Your objective = Using the records below, count the lines with "none" in them. Give the number only.

[start]

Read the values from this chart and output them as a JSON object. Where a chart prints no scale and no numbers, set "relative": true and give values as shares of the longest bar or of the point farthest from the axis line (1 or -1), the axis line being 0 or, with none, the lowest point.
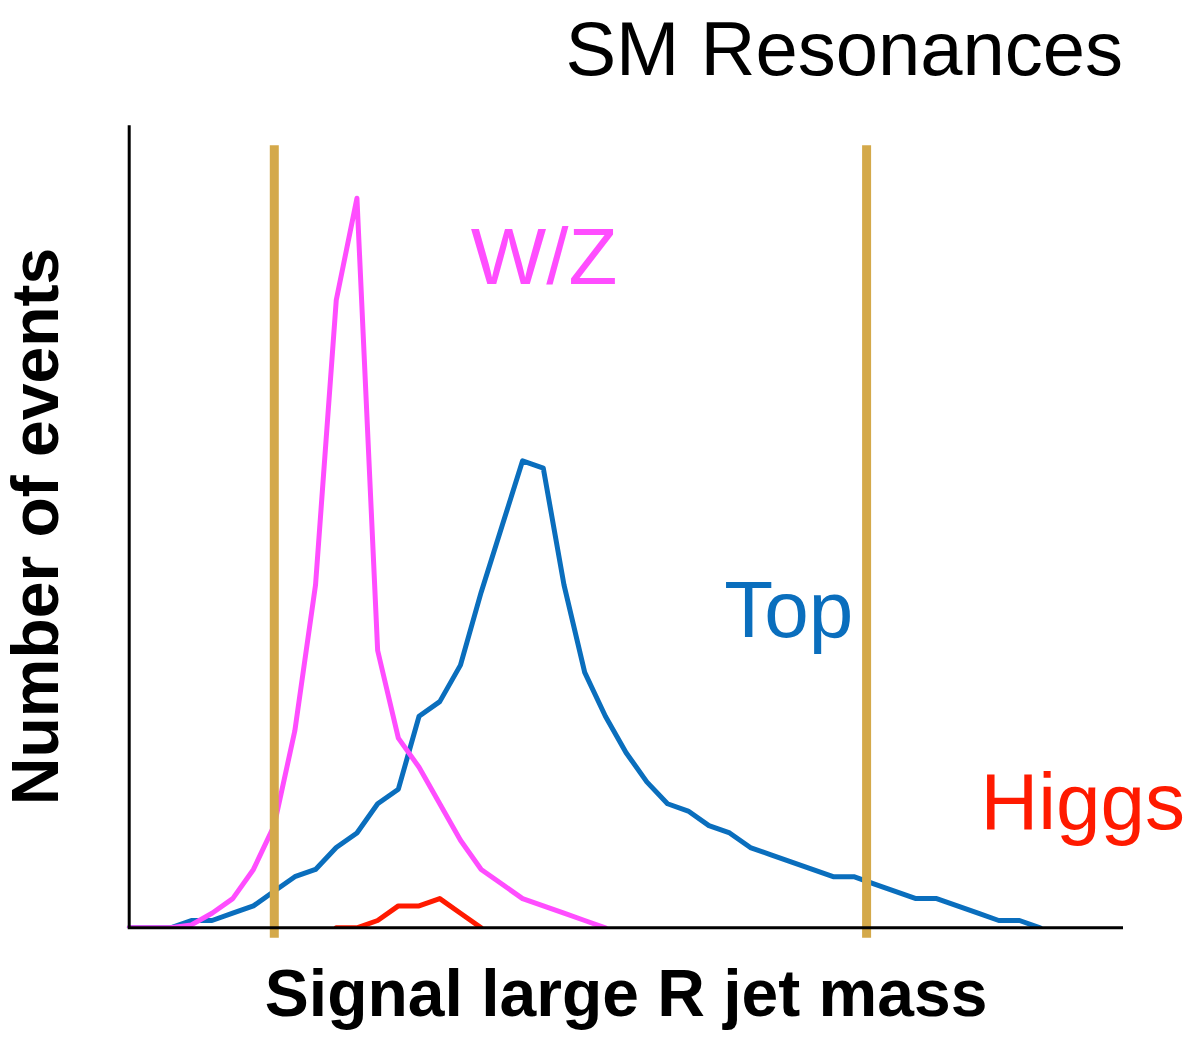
{
  "chart_data": {
    "type": "line",
    "title": "SM Resonances",
    "xlabel": "Signal large R jet mass",
    "ylabel": "Number of events",
    "relative": true,
    "legend": false,
    "grid": false,
    "marker": "none",
    "line_style": "solid",
    "categories": [
      null,
      null,
      null,
      null,
      null,
      null,
      null,
      null,
      null,
      null,
      null,
      null,
      null,
      null,
      null,
      null,
      null,
      null,
      null,
      null,
      null,
      null,
      null,
      null,
      null,
      null,
      null,
      null,
      null,
      null,
      null,
      null,
      null,
      null,
      null,
      null,
      null,
      null,
      null,
      null,
      null,
      null,
      null,
      null,
      null,
      null,
      null,
      null,
      null
    ],
    "series": [
      {
        "name": "W/Z",
        "color": "#ff4dff",
        "values": [
          0,
          0,
          0,
          0.004,
          0.02,
          0.04,
          0.08,
          0.14,
          0.27,
          0.47,
          0.86,
          1,
          0.38,
          0.26,
          0.22,
          0.17,
          0.12,
          0.08,
          0.06,
          0.04,
          0.03,
          0.02,
          0.01,
          0,
          null,
          null,
          null,
          null,
          null,
          null,
          null,
          null,
          null,
          null,
          null,
          null,
          null,
          null,
          null,
          null,
          null,
          null,
          null,
          null,
          null,
          null,
          null,
          null,
          null
        ]
      },
      {
        "name": "Top",
        "color": "#0a6ebd",
        "values": [
          0,
          0,
          0,
          0.01,
          0.01,
          0.02,
          0.03,
          0.05,
          0.07,
          0.08,
          0.11,
          0.13,
          0.17,
          0.19,
          0.29,
          0.31,
          0.36,
          0.46,
          0.55,
          0.64,
          0.63,
          0.47,
          0.35,
          0.29,
          0.24,
          0.2,
          0.17,
          0.16,
          0.14,
          0.13,
          0.11,
          0.1,
          0.09,
          0.08,
          0.07,
          0.07,
          0.06,
          0.05,
          0.04,
          0.04,
          0.03,
          0.02,
          0.01,
          0.01,
          0,
          null,
          null,
          null,
          null
        ]
      },
      {
        "name": "Higgs",
        "color": "#ff1a00",
        "values": [
          null,
          null,
          null,
          null,
          null,
          null,
          null,
          null,
          null,
          null,
          0,
          0,
          0.01,
          0.03,
          0.03,
          0.04,
          0.02,
          0,
          null,
          null,
          null,
          null,
          null,
          null,
          null,
          null,
          null,
          null,
          null,
          null,
          null,
          null,
          null,
          null,
          null,
          null,
          null,
          null,
          null,
          null,
          null,
          null,
          null,
          null,
          null,
          null,
          null,
          null,
          null
        ]
      }
    ]
  }
}
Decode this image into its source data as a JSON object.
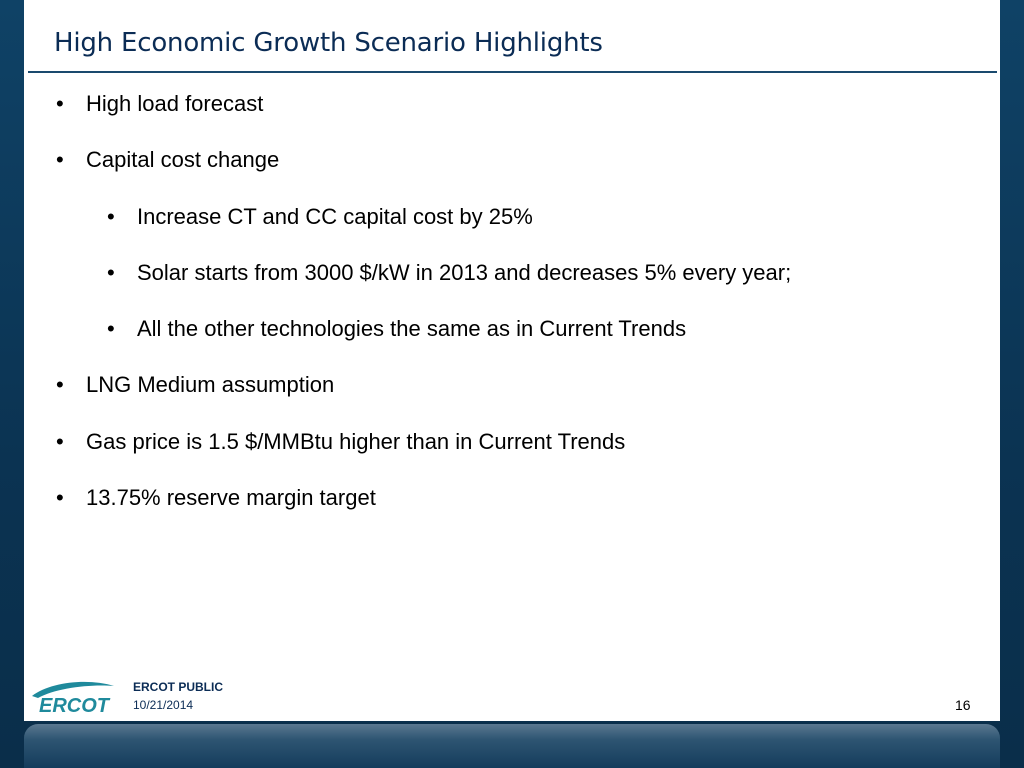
{
  "slide": {
    "title": "High Economic Growth Scenario Highlights",
    "bullets": [
      {
        "level": 1,
        "text": "High load forecast"
      },
      {
        "level": 1,
        "text": "Capital cost change"
      },
      {
        "level": 2,
        "text": "Increase CT and CC capital cost by 25%"
      },
      {
        "level": 2,
        "text": "Solar starts from 3000 $/kW in 2013 and decreases 5% every year;"
      },
      {
        "level": 2,
        "text": "All the other technologies the same as in Current Trends"
      },
      {
        "level": 1,
        "text": "LNG Medium assumption"
      },
      {
        "level": 1,
        "text": "Gas price is 1.5 $/MMBtu higher than in Current Trends"
      },
      {
        "level": 1,
        "text": "13.75% reserve margin target"
      }
    ],
    "bullet_char": "•"
  },
  "footer": {
    "logo_text": "ERCOT",
    "label": "ERCOT PUBLIC",
    "date": "10/21/2014",
    "page_number": "16"
  },
  "colors": {
    "title": "#0b2c55",
    "frame": "#0d3a5c",
    "logo_teal": "#1f8a9c"
  },
  "icons": {
    "logo": "ercot-logo-icon"
  }
}
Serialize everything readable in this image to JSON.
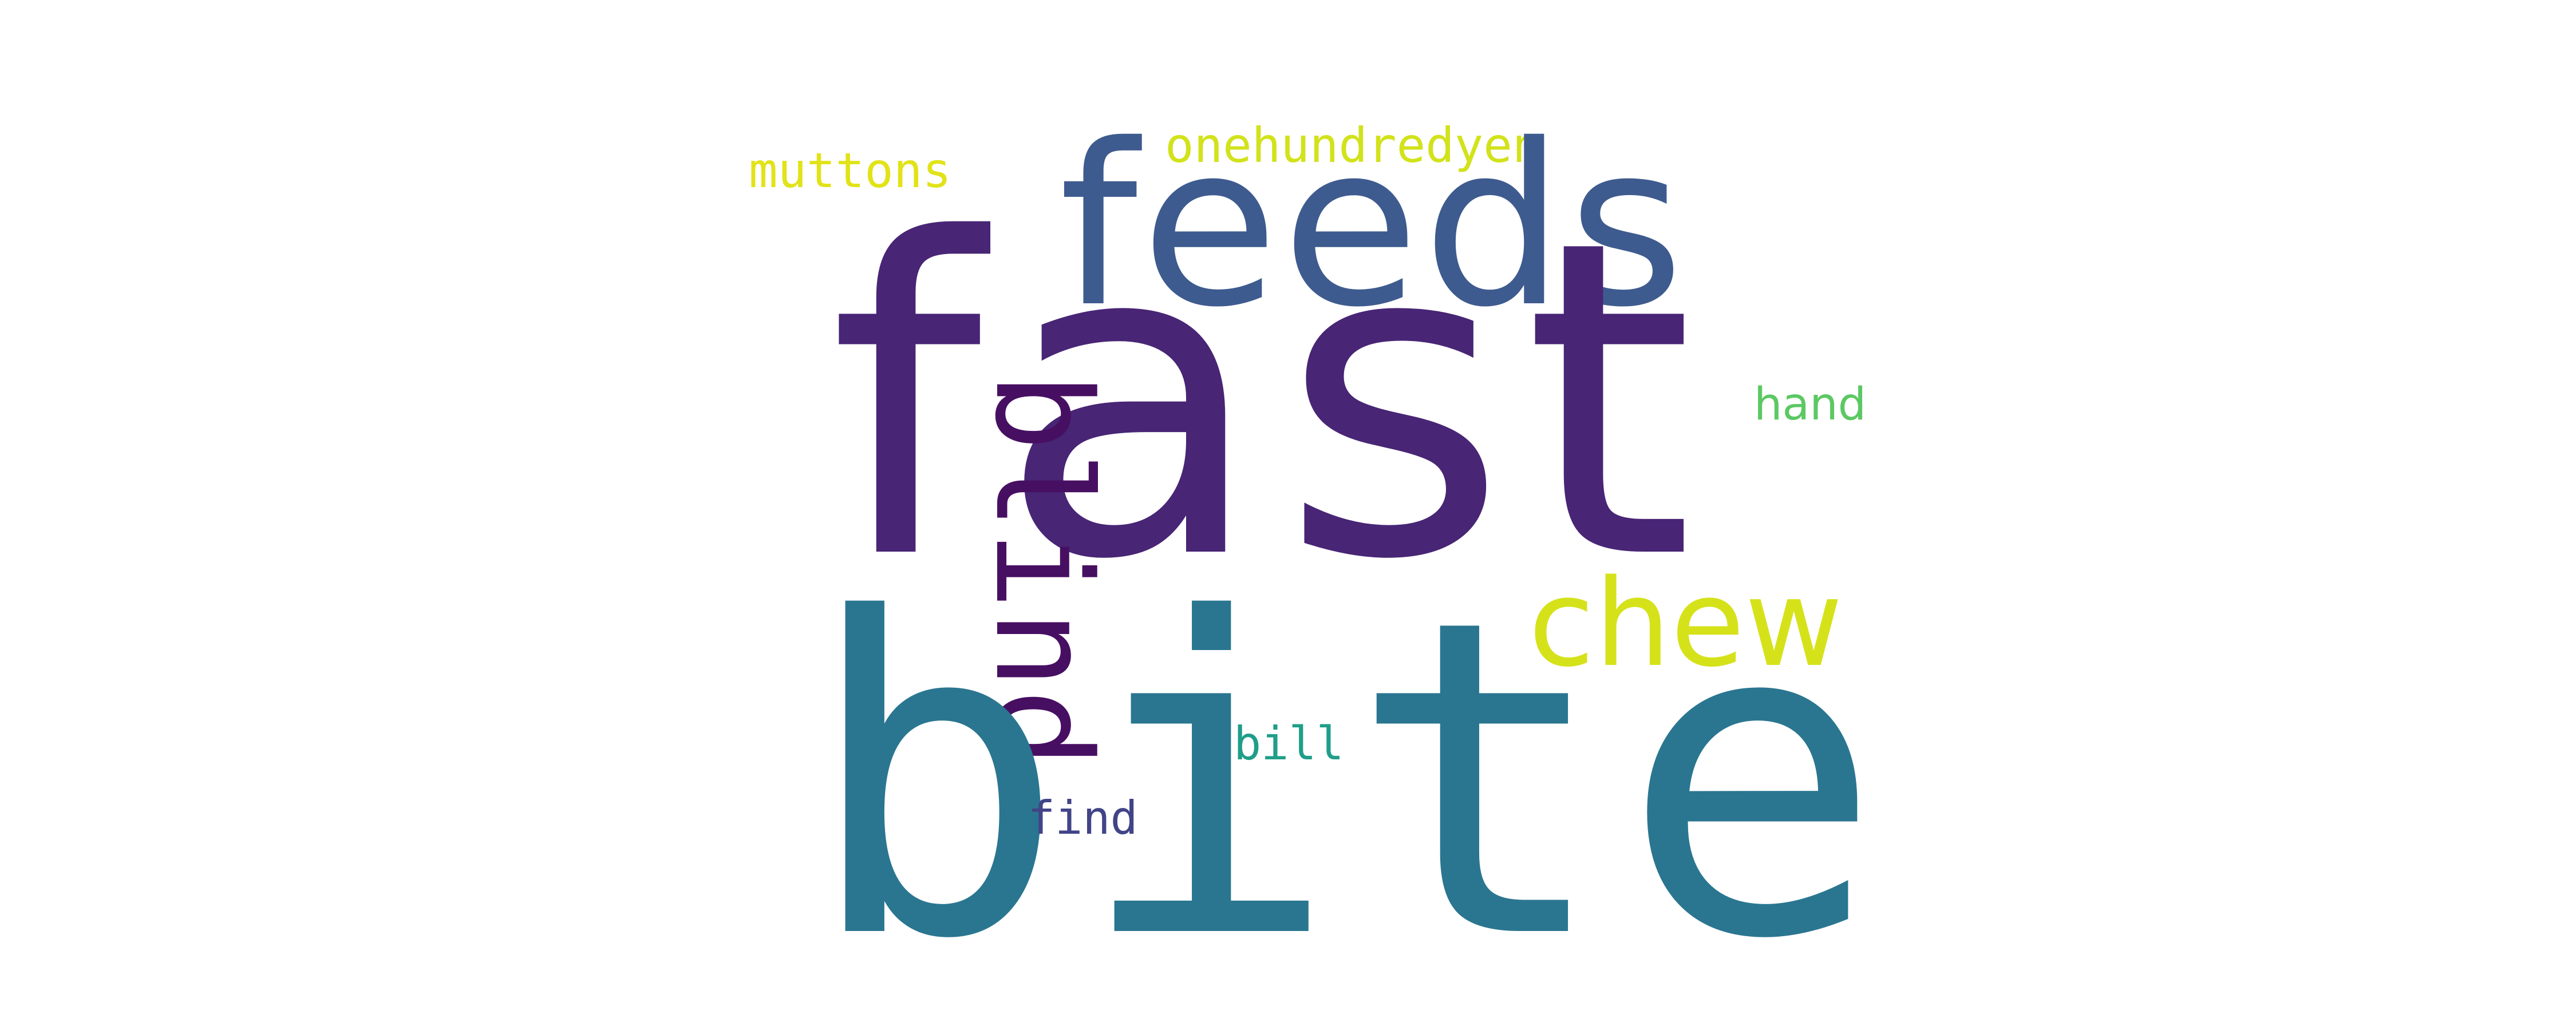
{
  "words": {
    "fast": {
      "text": "fast",
      "color": "#482575"
    },
    "bite": {
      "text": "bite",
      "color": "#2a7690"
    },
    "feeds": {
      "text": "feeds",
      "color": "#3e5b8f"
    },
    "chew": {
      "text": "chew",
      "color": "#d5e21a"
    },
    "blind": {
      "text": "blind",
      "color": "#470f62"
    },
    "onehundredyen": {
      "text": "onehundredyen",
      "color": "#d2e21b"
    },
    "muttons": {
      "text": "muttons",
      "color": "#e1e318"
    },
    "hand": {
      "text": "hand",
      "color": "#5cc863"
    },
    "bill": {
      "text": "bill",
      "color": "#1f9e89"
    },
    "find": {
      "text": "find",
      "color": "#414487"
    }
  },
  "background_color": "#ffffff"
}
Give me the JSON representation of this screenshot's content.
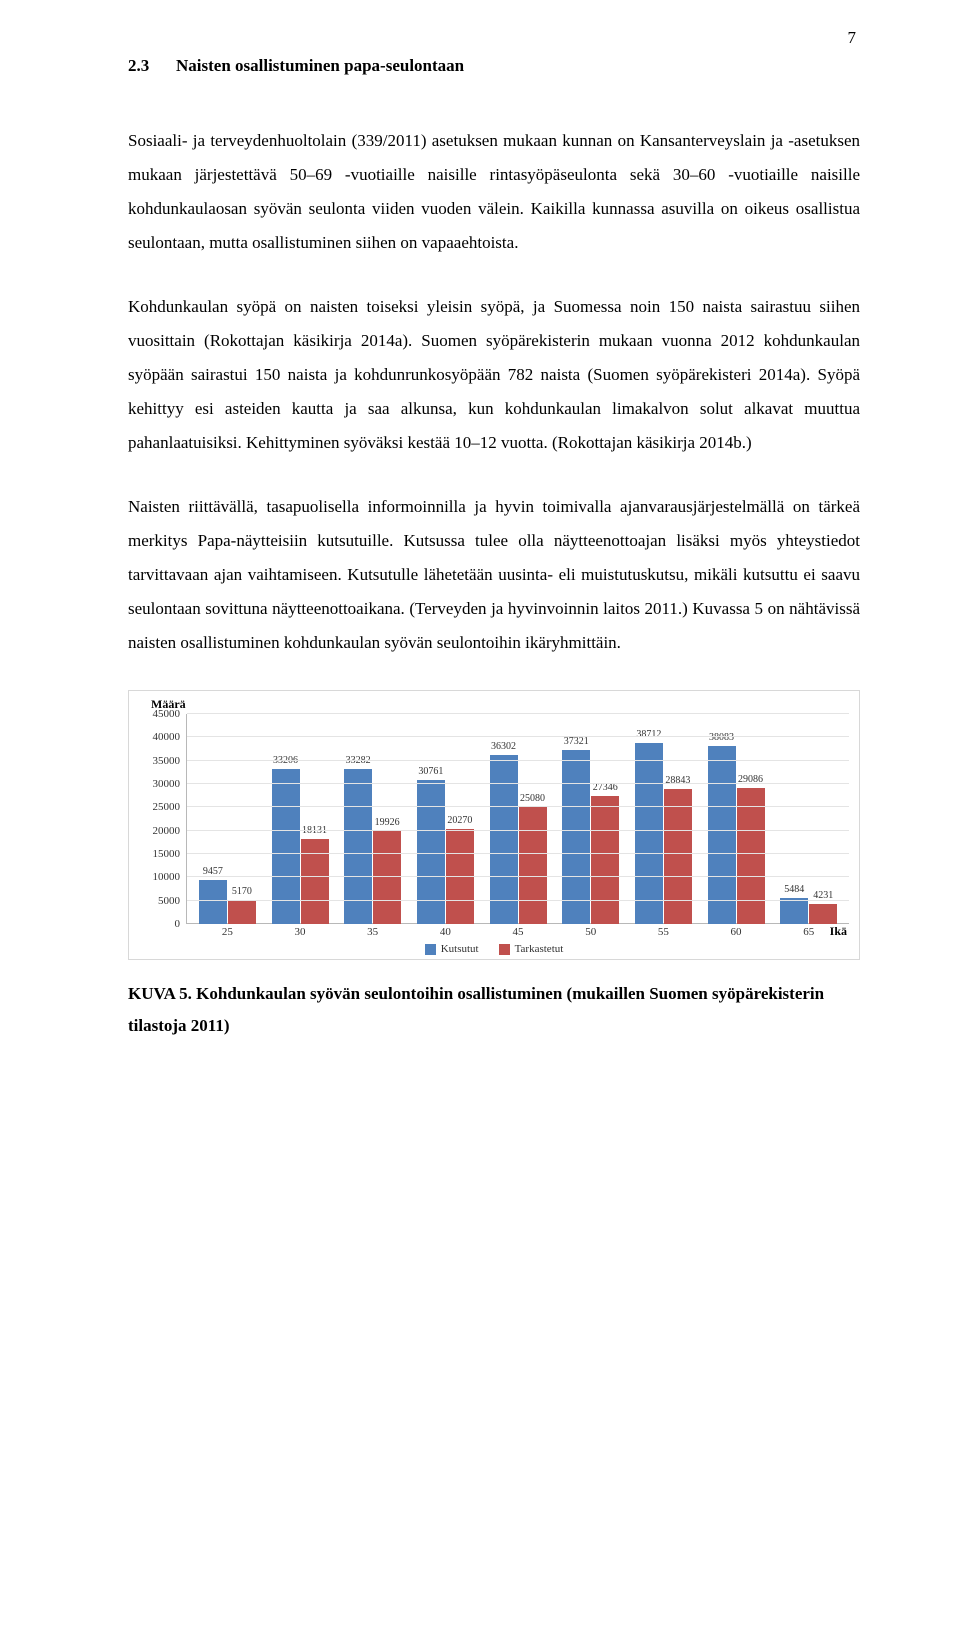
{
  "page_number": "7",
  "heading": {
    "number": "2.3",
    "title": "Naisten osallistuminen papa-seulontaan"
  },
  "paragraphs": {
    "p1": "Sosiaali- ja terveydenhuoltolain (339/2011) asetuksen mukaan kunnan on Kansanterveyslain ja -asetuksen mukaan järjestettävä 50–69 -vuotiaille naisille rintasyöpäseulonta sekä 30–60 -vuotiaille naisille kohdunkaulaosan syövän seulonta viiden vuoden välein. Kaikilla kunnassa asuvilla on oikeus osallistua seulontaan, mutta osallistuminen siihen on vapaaehtoista.",
    "p2": "Kohdunkaulan syöpä on naisten toiseksi yleisin syöpä, ja Suomessa noin 150 naista sairastuu siihen vuosittain (Rokottajan käsikirja 2014a). Suomen syöpärekisterin mukaan vuonna 2012 kohdunkaulan syöpään sairastui 150 naista ja kohdunrunkosyöpään 782 naista (Suomen syöpärekisteri 2014a). Syöpä kehittyy esi asteiden kautta ja saa alkunsa, kun kohdunkaulan limakalvon solut alkavat muuttua pahanlaatuisiksi. Kehittyminen syöväksi kestää 10–12 vuotta. (Rokottajan käsikirja 2014b.)",
    "p3": "Naisten riittävällä, tasapuolisella informoinnilla ja hyvin toimivalla ajanvarausjärjestelmällä on tärkeä merkitys Papa-näytteisiin kutsutuille. Kutsussa tulee olla näytteenottoajan lisäksi myös yhteystiedot tarvittavaan ajan vaihtamiseen. Kutsutulle lähetetään uusinta- eli muistutuskutsu, mikäli kutsuttu ei saavu seulontaan sovittuna näytteenottoaikana. (Terveyden ja hyvinvoinnin laitos 2011.) Kuvassa 5 on nähtävissä naisten osallistuminen kohdunkaulan syövän seulontoihin ikäryhmittäin."
  },
  "chart": {
    "type": "bar",
    "ylabel": "Määrä",
    "xlabel": "Ikä",
    "ymax": 45000,
    "ytick_step": 5000,
    "grid_color": "#e4e4e4",
    "axis_color": "#b8b8b8",
    "background_color": "#ffffff",
    "label_fontsize": 11,
    "categories": [
      "25",
      "30",
      "35",
      "40",
      "45",
      "50",
      "55",
      "60",
      "65"
    ],
    "series": [
      {
        "name": "Kutsutut",
        "color": "#4f81bd",
        "values": [
          9457,
          33206,
          33282,
          30761,
          36302,
          37321,
          38712,
          38083,
          5484
        ]
      },
      {
        "name": "Tarkastetut",
        "color": "#c0504d",
        "values": [
          5170,
          18131,
          19926,
          20270,
          25080,
          27346,
          28843,
          29086,
          4231
        ]
      }
    ]
  },
  "caption": {
    "lead": "KUVA 5. Kohdunkaulan syövän seulontoihin osallistuminen (mukaillen Suomen syöpärekisterin tilastoja 2011)"
  }
}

[end]

Finished task = 2